Source excerpt:
────────
Paradise Palms & Las Vegas National: A Comeback Written on the Fairways
My first swings at The National
I still remember the first time I aimed down a fairway at Las Vegas National back in 2012.
The city was still bruised from the crash—empty houses, short sales, and bank‑owned properties were everywhere—but walking onto that course felt like stepping into another era.
Out on those tree‑lined fairways, you can almost hear the echoes of when this was the Stardust Country Club in the 1960s, the LPGA and Tour players walking the same lines, and a young Arnold Palmer setting a course record 63 in 1967. Tiger Woods notched his first PGA Tour win on this rotation in 1996, and The National has the kind of old‑school layout that still punishes anything sloppy. I didn’t know it then, but as I learned the game on that course, I was also getting my first real education in the mid‑century neighborhood that wraps around it: Paradise Palms.
Back then, a lot of people were still writing this area off as “tired” or “past its prime.” I saw something different. I saw rooflines peeking over the trees, carports, breeze block walls, and long glass windows catching the afternoon light—clues that these weren’t just any tract homes. They were the same modern desert houses built for the city’s early dreamers, wrapped around a golf course that had already made history.
A golf course, a crash, and a comeback
Paradise Palms and Las Vegas National were born together in the early 1960s, when developer Irwin Molasky and partners carved out the city’s first true master‑planned community around what was then the Stardust Country Club. Architect Bert Stamps laid out the course, and from 1961 on, it hosted major professional events and became a social hub for Vegas and Hollywood names. This was not a sleepy little local track; it was the stage where Arnold Palmer, Tom Kite, and eventually Tiger Woods all left their mark.
As the decades rolled on, the neighborhood around the course became home to entertainers and power players—names like Debbie Reynolds, Sonny Liston, and Howard Hughes associate Robert Maheu all show up in the Paradise Palms story. But like a lot of Las Vegas, Paradise Palms got hit hard in the housing collapse. Prices tumbled, investors swooped in, and too many of these architecturally significant homes were treated like disposable commodities instead of the mid‑century gems they are.
────────
Data shown:
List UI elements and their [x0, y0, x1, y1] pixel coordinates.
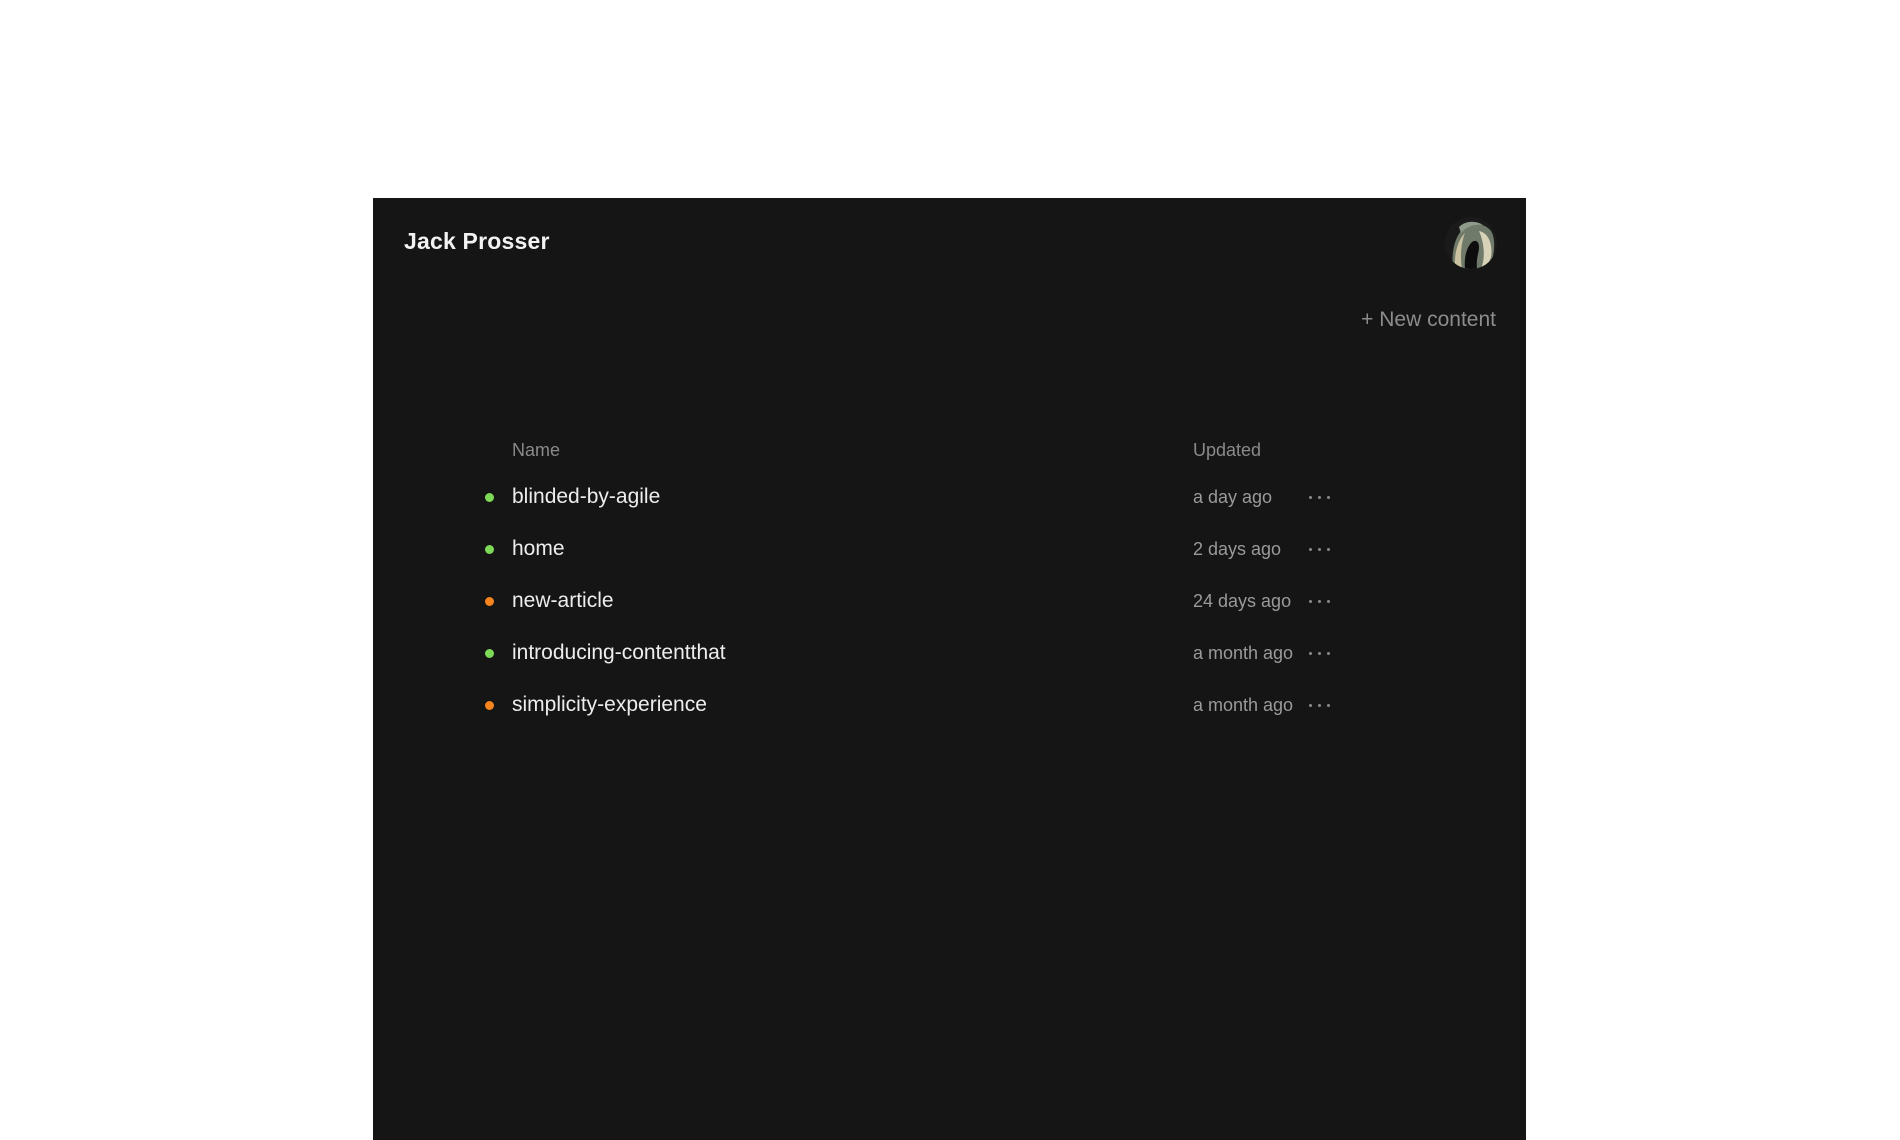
────────
Instruction: Transcribe the stretch from "Back then, a" through "already made history." in the Paradise Palms text above, word for word.

Reply:
Back then, a lot of people were still writing this area off as “tired” or “past its prime.” I saw something different. I saw rooflines peeking over the trees, carports, breeze block walls, and long glass windows catching the afternoon light—clues that these weren’t just any tract homes. They were the same modern desert houses built for the city’s early dreamers, wrapped around a golf course that had already made history.